WHAT IS REQUIRED = State how many lines of the records contain the string "Wrong". Give the number alone.

══ DATASET EXTRACT

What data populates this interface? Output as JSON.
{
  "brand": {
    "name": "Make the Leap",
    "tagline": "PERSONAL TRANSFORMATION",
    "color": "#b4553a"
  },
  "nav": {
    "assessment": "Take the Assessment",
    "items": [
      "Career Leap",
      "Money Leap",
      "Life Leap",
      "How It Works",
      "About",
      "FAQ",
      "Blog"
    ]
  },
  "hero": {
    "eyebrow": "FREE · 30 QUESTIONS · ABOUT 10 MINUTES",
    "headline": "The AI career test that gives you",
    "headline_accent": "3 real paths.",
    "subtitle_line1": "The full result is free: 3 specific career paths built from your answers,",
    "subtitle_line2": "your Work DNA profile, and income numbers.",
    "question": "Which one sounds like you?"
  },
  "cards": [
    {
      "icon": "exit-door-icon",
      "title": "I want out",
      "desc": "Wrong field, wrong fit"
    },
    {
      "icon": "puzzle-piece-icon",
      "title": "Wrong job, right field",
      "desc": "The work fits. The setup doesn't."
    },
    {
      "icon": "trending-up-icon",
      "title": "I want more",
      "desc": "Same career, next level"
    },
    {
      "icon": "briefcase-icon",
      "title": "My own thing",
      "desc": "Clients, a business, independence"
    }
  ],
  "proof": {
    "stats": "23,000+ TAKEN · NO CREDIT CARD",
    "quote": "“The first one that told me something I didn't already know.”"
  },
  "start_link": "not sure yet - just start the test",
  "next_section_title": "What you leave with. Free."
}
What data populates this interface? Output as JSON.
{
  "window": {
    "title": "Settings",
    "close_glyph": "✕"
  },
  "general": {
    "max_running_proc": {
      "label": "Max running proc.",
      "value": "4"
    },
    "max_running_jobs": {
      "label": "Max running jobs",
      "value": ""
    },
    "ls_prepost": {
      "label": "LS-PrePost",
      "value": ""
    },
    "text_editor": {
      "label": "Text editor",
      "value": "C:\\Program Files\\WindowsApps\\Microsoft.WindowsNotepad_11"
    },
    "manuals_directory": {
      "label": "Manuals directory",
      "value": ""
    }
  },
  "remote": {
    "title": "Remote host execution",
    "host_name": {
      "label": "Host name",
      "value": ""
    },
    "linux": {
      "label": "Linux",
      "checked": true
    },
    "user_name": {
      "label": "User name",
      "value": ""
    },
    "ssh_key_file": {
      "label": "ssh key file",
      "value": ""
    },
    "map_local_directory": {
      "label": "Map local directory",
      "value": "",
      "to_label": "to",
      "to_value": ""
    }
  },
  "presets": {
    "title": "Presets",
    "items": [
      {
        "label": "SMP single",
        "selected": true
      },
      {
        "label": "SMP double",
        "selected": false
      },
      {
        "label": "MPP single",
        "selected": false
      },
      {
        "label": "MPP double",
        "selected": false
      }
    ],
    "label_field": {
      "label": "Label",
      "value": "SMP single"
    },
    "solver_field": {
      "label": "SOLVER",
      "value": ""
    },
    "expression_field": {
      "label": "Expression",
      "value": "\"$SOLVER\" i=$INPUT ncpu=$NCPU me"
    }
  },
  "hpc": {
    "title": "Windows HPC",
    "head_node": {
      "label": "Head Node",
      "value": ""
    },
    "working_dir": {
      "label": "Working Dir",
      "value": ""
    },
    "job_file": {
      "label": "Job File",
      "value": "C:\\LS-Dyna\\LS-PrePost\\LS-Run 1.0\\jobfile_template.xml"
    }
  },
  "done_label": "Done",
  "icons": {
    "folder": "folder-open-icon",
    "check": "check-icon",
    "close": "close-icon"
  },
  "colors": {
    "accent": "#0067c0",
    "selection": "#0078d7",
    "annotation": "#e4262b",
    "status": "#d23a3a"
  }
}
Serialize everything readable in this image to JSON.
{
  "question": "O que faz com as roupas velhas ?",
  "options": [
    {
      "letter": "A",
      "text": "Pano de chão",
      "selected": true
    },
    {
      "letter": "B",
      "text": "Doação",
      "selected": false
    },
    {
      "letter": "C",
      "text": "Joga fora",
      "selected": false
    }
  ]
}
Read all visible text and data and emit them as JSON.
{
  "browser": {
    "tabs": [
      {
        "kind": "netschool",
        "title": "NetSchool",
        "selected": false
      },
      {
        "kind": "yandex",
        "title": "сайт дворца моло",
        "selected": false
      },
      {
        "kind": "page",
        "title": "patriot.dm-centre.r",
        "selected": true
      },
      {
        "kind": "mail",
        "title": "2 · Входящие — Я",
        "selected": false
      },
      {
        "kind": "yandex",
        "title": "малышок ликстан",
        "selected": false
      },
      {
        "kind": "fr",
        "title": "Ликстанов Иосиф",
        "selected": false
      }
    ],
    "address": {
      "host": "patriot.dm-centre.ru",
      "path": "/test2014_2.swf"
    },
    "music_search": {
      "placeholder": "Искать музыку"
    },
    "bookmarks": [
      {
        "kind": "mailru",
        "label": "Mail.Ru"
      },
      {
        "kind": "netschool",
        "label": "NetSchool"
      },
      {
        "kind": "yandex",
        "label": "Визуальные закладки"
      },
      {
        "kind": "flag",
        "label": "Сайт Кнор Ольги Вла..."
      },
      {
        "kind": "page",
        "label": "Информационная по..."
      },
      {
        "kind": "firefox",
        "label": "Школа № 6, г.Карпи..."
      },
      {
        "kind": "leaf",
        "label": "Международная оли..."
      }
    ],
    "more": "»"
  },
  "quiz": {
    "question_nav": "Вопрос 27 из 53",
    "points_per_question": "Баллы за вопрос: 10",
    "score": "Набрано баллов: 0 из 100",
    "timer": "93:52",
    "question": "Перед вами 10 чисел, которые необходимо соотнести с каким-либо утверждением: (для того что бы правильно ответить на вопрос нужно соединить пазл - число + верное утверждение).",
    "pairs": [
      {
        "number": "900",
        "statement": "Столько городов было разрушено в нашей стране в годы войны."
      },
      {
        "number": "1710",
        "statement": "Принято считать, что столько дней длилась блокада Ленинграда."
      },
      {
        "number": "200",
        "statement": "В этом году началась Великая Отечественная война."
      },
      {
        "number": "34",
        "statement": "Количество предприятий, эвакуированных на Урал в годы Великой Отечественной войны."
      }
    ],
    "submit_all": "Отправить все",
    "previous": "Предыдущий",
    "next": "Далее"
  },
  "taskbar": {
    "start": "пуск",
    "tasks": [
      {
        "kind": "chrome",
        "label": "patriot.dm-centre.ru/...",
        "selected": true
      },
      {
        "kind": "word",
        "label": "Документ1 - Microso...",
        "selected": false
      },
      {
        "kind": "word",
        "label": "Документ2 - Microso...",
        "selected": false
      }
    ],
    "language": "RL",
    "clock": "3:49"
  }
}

════

WORKED SOLUTION = 2